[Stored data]
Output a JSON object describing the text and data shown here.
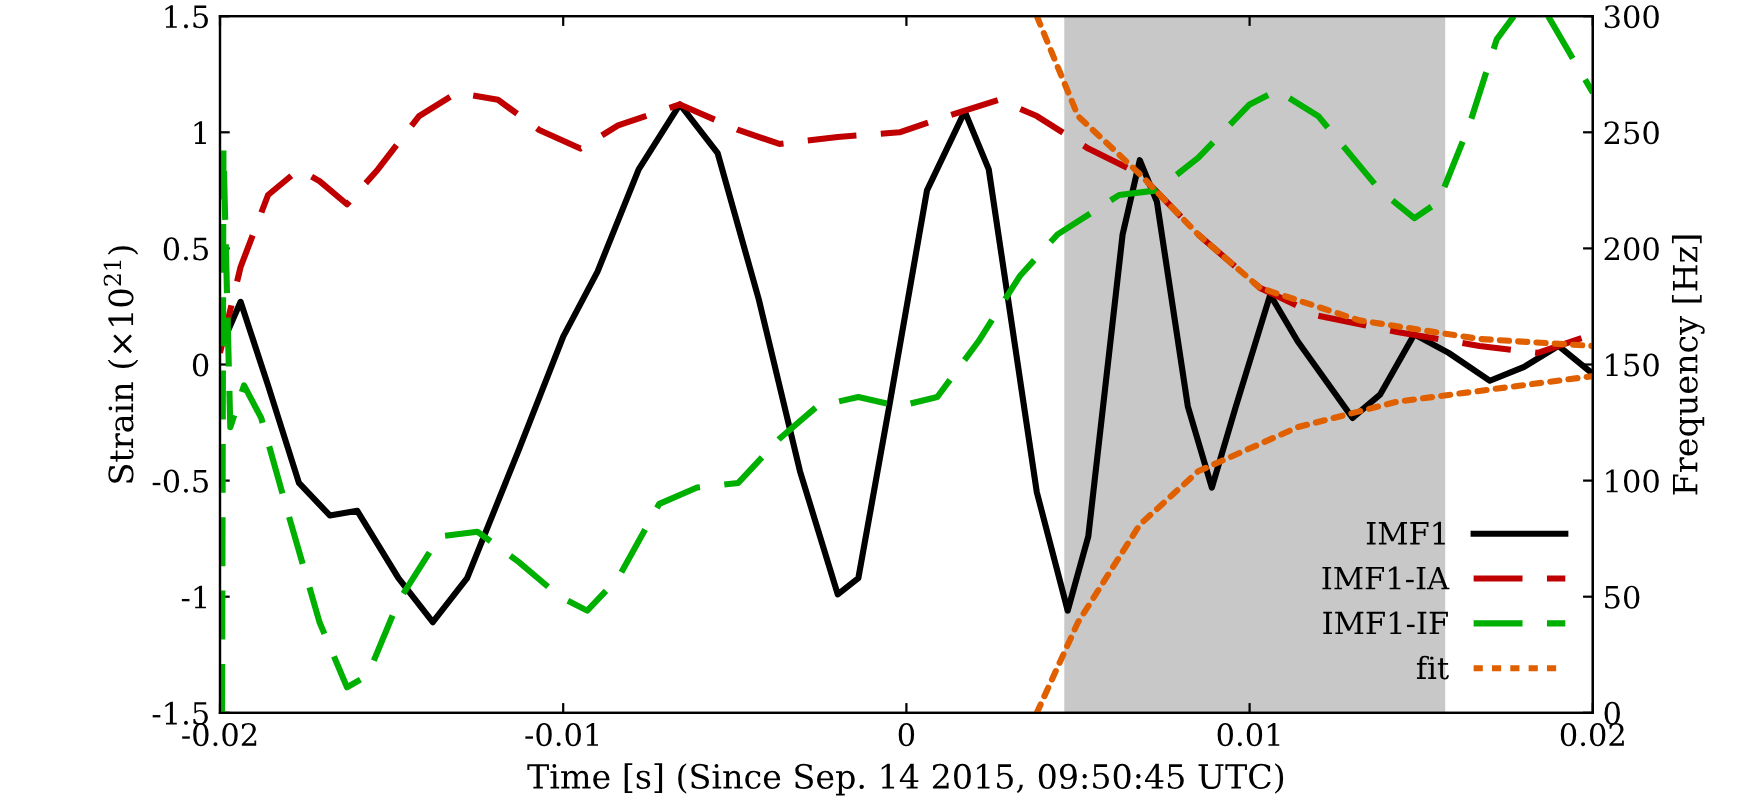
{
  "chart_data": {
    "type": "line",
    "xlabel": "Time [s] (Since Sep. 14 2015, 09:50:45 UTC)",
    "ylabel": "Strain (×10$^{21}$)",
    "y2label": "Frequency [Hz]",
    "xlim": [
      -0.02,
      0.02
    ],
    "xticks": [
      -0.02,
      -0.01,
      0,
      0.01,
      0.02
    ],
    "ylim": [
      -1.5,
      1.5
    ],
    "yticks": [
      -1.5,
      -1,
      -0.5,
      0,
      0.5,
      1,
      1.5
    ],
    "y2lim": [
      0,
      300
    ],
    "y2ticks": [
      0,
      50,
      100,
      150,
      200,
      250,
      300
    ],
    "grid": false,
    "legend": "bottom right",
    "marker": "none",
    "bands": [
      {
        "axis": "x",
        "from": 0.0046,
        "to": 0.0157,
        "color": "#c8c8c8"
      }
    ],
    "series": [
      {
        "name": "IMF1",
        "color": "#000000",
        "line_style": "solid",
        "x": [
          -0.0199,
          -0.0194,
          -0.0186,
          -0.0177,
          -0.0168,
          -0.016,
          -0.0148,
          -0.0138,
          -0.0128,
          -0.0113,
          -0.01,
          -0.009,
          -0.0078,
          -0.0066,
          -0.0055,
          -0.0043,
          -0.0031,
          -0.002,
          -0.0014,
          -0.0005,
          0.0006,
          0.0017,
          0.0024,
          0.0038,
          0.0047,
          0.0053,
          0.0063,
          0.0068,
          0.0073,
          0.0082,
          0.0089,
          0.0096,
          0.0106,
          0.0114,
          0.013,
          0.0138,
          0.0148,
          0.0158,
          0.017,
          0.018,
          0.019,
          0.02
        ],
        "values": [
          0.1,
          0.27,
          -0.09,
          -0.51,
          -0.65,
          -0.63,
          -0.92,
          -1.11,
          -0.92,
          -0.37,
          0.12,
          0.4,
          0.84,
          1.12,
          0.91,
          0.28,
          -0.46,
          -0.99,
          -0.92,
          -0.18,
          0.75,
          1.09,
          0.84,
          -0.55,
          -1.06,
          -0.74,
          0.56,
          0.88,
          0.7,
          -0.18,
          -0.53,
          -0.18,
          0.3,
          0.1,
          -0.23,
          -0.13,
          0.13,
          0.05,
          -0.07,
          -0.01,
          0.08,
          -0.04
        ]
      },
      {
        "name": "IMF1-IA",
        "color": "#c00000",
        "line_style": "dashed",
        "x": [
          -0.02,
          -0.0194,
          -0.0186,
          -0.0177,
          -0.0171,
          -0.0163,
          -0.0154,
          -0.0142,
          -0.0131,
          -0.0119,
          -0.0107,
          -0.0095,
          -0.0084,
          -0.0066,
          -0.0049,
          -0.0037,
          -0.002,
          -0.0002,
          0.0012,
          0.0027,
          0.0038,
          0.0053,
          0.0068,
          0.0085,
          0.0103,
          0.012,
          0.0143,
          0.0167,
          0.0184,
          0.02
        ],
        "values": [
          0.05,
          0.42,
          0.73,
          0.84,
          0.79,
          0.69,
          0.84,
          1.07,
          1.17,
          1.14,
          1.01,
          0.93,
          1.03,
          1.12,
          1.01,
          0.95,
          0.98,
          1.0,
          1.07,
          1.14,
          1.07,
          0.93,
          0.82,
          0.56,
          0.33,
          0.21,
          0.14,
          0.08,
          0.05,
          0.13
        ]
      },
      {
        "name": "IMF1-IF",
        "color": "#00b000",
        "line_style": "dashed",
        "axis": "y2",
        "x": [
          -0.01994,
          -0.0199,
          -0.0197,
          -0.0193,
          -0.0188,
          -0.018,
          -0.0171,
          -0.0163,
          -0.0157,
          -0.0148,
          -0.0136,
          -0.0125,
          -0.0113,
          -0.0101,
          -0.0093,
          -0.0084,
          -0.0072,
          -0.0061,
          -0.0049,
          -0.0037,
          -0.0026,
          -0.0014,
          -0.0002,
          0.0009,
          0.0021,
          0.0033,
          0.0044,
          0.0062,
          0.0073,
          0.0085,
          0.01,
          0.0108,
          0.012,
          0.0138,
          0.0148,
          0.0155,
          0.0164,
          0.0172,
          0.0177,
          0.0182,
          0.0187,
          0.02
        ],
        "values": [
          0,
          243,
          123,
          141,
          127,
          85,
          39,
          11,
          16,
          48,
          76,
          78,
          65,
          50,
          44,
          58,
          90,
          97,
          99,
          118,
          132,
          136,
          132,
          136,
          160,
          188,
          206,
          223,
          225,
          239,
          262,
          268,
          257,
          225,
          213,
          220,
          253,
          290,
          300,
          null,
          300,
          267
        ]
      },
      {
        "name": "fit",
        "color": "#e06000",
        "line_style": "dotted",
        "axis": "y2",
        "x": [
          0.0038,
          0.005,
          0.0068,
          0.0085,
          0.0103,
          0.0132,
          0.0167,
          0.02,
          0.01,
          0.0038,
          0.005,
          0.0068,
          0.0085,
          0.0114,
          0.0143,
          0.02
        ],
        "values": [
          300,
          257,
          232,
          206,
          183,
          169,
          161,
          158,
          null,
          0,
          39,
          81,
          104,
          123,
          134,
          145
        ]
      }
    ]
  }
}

--

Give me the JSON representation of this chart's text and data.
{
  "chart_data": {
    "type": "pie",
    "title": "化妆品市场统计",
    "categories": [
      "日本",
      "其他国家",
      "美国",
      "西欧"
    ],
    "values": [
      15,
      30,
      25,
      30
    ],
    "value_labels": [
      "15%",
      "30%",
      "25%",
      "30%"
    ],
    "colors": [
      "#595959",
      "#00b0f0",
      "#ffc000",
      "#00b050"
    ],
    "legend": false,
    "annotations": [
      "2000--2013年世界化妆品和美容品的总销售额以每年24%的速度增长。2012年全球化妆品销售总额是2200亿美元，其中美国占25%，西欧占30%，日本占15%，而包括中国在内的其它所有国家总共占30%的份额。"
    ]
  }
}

* * *

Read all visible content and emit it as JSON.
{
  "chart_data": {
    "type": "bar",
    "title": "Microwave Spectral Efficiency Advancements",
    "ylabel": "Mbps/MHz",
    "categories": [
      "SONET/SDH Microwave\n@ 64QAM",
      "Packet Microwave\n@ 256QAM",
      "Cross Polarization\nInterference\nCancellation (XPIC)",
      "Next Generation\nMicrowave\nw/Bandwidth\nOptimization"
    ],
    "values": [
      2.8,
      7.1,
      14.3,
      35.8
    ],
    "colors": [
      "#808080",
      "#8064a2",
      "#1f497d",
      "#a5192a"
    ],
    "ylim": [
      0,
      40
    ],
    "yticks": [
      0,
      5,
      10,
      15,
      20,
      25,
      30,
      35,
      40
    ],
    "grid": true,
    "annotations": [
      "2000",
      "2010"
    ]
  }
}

Aim: Take each line containing the string "name" and copy it out.

Solution for this problem:
        "name": "IMF1",
        "name": "IMF1-IA",
        "name": "IMF1-IF",
        "name": "fit",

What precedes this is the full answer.